Repeat the full listing, word for word.

★ ★ ★ ★ ★

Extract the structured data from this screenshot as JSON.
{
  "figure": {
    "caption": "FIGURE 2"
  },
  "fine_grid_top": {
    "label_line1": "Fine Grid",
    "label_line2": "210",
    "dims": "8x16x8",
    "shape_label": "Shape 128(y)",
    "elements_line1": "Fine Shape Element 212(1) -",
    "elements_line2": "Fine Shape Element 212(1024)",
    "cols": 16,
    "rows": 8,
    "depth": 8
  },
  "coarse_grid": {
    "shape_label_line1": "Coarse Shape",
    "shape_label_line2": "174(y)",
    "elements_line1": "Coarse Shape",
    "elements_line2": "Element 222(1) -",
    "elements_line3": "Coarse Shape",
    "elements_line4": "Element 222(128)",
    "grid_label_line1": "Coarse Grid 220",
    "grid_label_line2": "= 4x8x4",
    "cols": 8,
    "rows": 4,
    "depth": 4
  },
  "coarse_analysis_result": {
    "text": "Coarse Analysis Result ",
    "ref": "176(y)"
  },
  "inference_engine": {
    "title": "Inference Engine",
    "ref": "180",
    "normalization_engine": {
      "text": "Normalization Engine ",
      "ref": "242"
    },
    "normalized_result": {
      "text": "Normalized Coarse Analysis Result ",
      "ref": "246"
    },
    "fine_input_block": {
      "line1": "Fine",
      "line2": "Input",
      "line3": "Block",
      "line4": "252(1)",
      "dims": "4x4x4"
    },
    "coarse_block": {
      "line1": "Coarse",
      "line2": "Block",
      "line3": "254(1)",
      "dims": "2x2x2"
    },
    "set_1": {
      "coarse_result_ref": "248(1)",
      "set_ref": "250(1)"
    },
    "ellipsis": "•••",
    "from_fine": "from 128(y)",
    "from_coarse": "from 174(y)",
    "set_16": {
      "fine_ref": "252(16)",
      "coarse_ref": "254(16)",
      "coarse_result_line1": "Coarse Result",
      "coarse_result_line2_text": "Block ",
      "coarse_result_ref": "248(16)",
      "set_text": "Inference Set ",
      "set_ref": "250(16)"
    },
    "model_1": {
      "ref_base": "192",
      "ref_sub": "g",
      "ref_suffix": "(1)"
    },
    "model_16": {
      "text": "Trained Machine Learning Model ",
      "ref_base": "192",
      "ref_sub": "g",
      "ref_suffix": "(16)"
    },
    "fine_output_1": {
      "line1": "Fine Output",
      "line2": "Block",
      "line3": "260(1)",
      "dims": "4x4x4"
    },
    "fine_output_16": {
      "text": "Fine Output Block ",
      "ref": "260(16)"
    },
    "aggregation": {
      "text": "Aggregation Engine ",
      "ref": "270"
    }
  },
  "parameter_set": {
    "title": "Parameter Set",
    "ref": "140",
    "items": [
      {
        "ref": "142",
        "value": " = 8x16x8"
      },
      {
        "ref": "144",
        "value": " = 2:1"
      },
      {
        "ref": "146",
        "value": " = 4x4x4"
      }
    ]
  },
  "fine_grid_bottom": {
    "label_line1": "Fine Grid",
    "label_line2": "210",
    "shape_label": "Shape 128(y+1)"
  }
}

★ ★ ★ ★ ★

:: Output of the exercise ::
Extract the structured data from this screenshot as JSON.
{
  "figure": {
    "caption": "FIGURE 2"
  },
  "fine_grid_top": {
    "label_line1": "Fine Grid",
    "label_line2": "210",
    "dims": "8x16x8",
    "shape_label": "Shape 128(y)",
    "elements_line1": "Fine Shape Element 212(1) -",
    "elements_line2": "Fine Shape Element 212(1024)",
    "cols": 16,
    "rows": 8,
    "depth": 8
  },
  "coarse_grid": {
    "shape_label_line1": "Coarse Shape",
    "shape_label_line2": "174(y)",
    "elements_line1": "Coarse Shape",
    "elements_line2": "Element 222(1) -",
    "elements_line3": "Coarse Shape",
    "elements_line4": "Element 222(128)",
    "grid_label_line1": "Coarse Grid 220",
    "grid_label_line2": "= 4x8x4",
    "cols": 8,
    "rows": 4,
    "depth": 4
  },
  "coarse_analysis_result": {
    "text": "Coarse Analysis Result ",
    "ref": "176(y)"
  },
  "inference_engine": {
    "title": "Inference Engine",
    "ref": "180",
    "normalization_engine": {
      "text": "Normalization Engine ",
      "ref": "242"
    },
    "normalized_result": {
      "text": "Normalized Coarse Analysis Result ",
      "ref": "246"
    },
    "fine_input_block": {
      "line1": "Fine",
      "line2": "Input",
      "line3": "Block",
      "line4": "252(1)",
      "dims": "4x4x4"
    },
    "coarse_block": {
      "line1": "Coarse",
      "line2": "Block",
      "line3": "254(1)",
      "dims": "2x2x2"
    },
    "set_1": {
      "coarse_result_ref": "248(1)",
      "set_ref": "250(1)"
    },
    "ellipsis": "•••",
    "from_fine": "from 128(y)",
    "from_coarse": "from 174(y)",
    "set_16": {
      "fine_ref": "252(16)",
      "coarse_ref": "254(16)",
      "coarse_result_line1": "Coarse Result",
      "coarse_result_line2_text": "Block ",
      "coarse_result_ref": "248(16)",
      "set_text": "Inference Set ",
      "set_ref": "250(16)"
    },
    "model_1": {
      "ref_base": "192",
      "ref_sub": "g",
      "ref_suffix": "(1)"
    },
    "model_16": {
      "text": "Trained Machine Learning Model ",
      "ref_base": "192",
      "ref_sub": "g",
      "ref_suffix": "(16)"
    },
    "fine_output_1": {
      "line1": "Fine Output",
      "line2": "Block",
      "line3": "260(1)",
      "dims": "4x4x4"
    },
    "fine_output_16": {
      "text": "Fine Output Block ",
      "ref": "260(16)"
    },
    "aggregation": {
      "text": "Aggregation Engine ",
      "ref": "270"
    }
  },
  "parameter_set": {
    "title": "Parameter Set",
    "ref": "140",
    "items": [
      {
        "ref": "142",
        "value": " = 8x16x8"
      },
      {
        "ref": "144",
        "value": " = 2:1"
      },
      {
        "ref": "146",
        "value": " = 4x4x4"
      }
    ]
  },
  "fine_grid_bottom": {
    "label_line1": "Fine Grid",
    "label_line2": "210",
    "shape_label": "Shape 128(y+1)"
  }
}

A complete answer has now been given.